§ **Your task**
Exactly reproduce each entry, leaving out nothing.

§ **Given information**
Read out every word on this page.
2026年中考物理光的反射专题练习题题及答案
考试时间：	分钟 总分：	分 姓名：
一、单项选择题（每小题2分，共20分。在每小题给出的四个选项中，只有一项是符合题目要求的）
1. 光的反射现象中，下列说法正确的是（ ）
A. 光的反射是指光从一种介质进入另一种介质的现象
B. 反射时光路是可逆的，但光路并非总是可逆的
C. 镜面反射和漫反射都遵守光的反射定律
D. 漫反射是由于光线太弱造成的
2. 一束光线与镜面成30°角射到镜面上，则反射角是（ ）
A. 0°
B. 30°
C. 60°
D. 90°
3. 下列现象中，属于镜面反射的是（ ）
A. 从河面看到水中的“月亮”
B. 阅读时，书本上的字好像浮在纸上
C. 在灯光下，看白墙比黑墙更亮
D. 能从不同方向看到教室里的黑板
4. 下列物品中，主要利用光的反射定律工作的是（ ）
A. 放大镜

§ **Solution to the problem**
Read out every word on this page.
2026年中考物理光的反射专题练习题题及答案
考试时间：	分钟 总分：	分 姓名：
一、单项选择题（每小题2分，共20分。在每小题给出的四个选项中，只有一项是符合题目要求的）
1. 光的反射现象中，下列说法正确的是（ ）
A. 光的反射是指光从一种介质进入另一种介质的现象
B. 反射时光路是可逆的，但光路并非总是可逆的
C. 镜面反射和漫反射都遵守光的反射定律
D. 漫反射是由于光线太弱造成的
2. 一束光线与镜面成30°角射到镜面上，则反射角是（ ）
A. 0°
B. 30°
C. 60°
D. 90°
3. 下列现象中，属于镜面反射的是（ ）
A. 从河面看到水中的“月亮”
B. 阅读时，书本上的字好像浮在纸上
C. 在灯光下，看白墙比黑墙更亮
D. 能从不同方向看到教室里的黑板
4. 下列物品中，主要利用光的反射定律工作的是（ ）
A. 放大镜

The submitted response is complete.